:: Data supplied ::
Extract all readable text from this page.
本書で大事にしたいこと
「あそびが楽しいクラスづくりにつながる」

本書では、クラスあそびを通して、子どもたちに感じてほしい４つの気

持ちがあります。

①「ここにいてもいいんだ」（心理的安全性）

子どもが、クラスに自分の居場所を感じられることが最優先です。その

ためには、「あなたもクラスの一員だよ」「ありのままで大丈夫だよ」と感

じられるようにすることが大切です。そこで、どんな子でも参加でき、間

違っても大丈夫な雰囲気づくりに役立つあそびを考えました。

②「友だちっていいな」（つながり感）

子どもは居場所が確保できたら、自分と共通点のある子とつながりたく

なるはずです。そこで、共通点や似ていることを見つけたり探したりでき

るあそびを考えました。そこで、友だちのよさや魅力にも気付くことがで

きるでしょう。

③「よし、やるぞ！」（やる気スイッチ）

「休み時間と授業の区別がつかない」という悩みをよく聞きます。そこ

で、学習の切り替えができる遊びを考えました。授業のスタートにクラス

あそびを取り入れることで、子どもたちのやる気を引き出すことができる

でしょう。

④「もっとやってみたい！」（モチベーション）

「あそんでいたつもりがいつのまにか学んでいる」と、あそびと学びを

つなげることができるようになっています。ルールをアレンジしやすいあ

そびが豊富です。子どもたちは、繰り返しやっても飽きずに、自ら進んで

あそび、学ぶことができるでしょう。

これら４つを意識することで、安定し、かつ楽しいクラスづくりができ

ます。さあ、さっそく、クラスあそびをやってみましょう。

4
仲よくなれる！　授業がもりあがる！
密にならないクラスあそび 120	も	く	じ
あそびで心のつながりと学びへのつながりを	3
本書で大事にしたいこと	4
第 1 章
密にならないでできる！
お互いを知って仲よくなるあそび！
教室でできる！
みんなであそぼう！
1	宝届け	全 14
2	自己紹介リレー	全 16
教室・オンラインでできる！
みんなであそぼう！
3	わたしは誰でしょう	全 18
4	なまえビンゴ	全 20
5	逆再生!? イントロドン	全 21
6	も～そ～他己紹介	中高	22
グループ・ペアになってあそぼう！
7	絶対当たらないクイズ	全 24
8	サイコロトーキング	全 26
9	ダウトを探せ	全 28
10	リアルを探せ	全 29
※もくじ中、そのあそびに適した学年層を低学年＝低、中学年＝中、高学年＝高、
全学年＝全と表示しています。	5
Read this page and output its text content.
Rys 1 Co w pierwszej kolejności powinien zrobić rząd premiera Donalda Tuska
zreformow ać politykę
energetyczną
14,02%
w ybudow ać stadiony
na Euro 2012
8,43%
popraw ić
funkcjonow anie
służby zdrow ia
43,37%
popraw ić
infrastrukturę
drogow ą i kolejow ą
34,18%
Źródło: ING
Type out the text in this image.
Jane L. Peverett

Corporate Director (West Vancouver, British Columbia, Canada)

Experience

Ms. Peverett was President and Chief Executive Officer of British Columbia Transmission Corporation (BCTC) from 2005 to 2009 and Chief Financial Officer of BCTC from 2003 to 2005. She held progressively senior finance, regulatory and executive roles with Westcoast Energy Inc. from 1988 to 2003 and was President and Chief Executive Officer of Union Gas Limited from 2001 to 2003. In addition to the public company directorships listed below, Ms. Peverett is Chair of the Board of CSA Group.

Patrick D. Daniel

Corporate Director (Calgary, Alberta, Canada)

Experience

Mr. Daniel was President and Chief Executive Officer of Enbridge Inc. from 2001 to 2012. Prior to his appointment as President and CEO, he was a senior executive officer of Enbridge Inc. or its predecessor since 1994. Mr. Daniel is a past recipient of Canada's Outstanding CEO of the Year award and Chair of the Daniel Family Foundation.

:: Exercise aim ::
Reproduce the complete set of lines precisely as supplied.

:: Solution for this problem ::
Extract all readable text from this page.
本書で大事にしたいこと
「あそびが楽しいクラスづくりにつながる」

本書では、クラスあそびを通して、子どもたちに感じてほしい４つの気

持ちがあります。

①「ここにいてもいいんだ」（心理的安全性）

子どもが、クラスに自分の居場所を感じられることが最優先です。その

ためには、「あなたもクラスの一員だよ」「ありのままで大丈夫だよ」と感

じられるようにすることが大切です。そこで、どんな子でも参加でき、間

違っても大丈夫な雰囲気づくりに役立つあそびを考えました。

②「友だちっていいな」（つながり感）

子どもは居場所が確保できたら、自分と共通点のある子とつながりたく

なるはずです。そこで、共通点や似ていることを見つけたり探したりでき

るあそびを考えました。そこで、友だちのよさや魅力にも気付くことがで

きるでしょう。

③「よし、やるぞ！」（やる気スイッチ）

「休み時間と授業の区別がつかない」という悩みをよく聞きます。そこ

で、学習の切り替えができる遊びを考えました。授業のスタートにクラス

あそびを取り入れることで、子どもたちのやる気を引き出すことができる

でしょう。

④「もっとやってみたい！」（モチベーション）

「あそんでいたつもりがいつのまにか学んでいる」と、あそびと学びを

つなげることができるようになっています。ルールをアレンジしやすいあ

そびが豊富です。子どもたちは、繰り返しやっても飽きずに、自ら進んで

あそび、学ぶことができるでしょう。

これら４つを意識することで、安定し、かつ楽しいクラスづくりができ

ます。さあ、さっそく、クラスあそびをやってみましょう。

4
仲よくなれる！　授業がもりあがる！
密にならないクラスあそび 120	も	く	じ
あそびで心のつながりと学びへのつながりを	3
本書で大事にしたいこと	4
第 1 章
密にならないでできる！
お互いを知って仲よくなるあそび！
教室でできる！
みんなであそぼう！
1	宝届け	全 14
2	自己紹介リレー	全 16
教室・オンラインでできる！
みんなであそぼう！
3	わたしは誰でしょう	全 18
4	なまえビンゴ	全 20
5	逆再生!? イントロドン	全 21
6	も～そ～他己紹介	中高	22
グループ・ペアになってあそぼう！
7	絶対当たらないクイズ	全 24
8	サイコロトーキング	全 26
9	ダウトを探せ	全 28
10	リアルを探せ	全 29
※もくじ中、そのあそびに適した学年層を低学年＝低、中学年＝中、高学年＝高、
全学年＝全と表示しています。	5
Read this page and output its text content.
Rys 1 Co w pierwszej kolejności powinien zrobić rząd premiera Donalda Tuska
zreformow ać politykę
energetyczną
14,02%
w ybudow ać stadiony
na Euro 2012
8,43%
popraw ić
funkcjonow anie
służby zdrow ia
43,37%
popraw ić
infrastrukturę
drogow ą i kolejow ą
34,18%
Źródło: ING
Type out the text in this image.
Jane L. Peverett

Corporate Director (West Vancouver, British Columbia, Canada)

Experience

Ms. Peverett was President and Chief Executive Officer of British Columbia Transmission Corporation (BCTC) from 2005 to 2009 and Chief Financial Officer of BCTC from 2003 to 2005. She held progressively senior finance, regulatory and executive roles with Westcoast Energy Inc. from 1988 to 2003 and was President and Chief Executive Officer of Union Gas Limited from 2001 to 2003. In addition to the public company directorships listed below, Ms. Peverett is Chair of the Board of CSA Group.

Patrick D. Daniel

Corporate Director (Calgary, Alberta, Canada)

Experience

Mr. Daniel was President and Chief Executive Officer of Enbridge Inc. from 2001 to 2012. Prior to his appointment as President and CEO, he was a senior executive officer of Enbridge Inc. or its predecessor since 1994. Mr. Daniel is a past recipient of Canada's Outstanding CEO of the Year award and Chair of the Daniel Family Foundation.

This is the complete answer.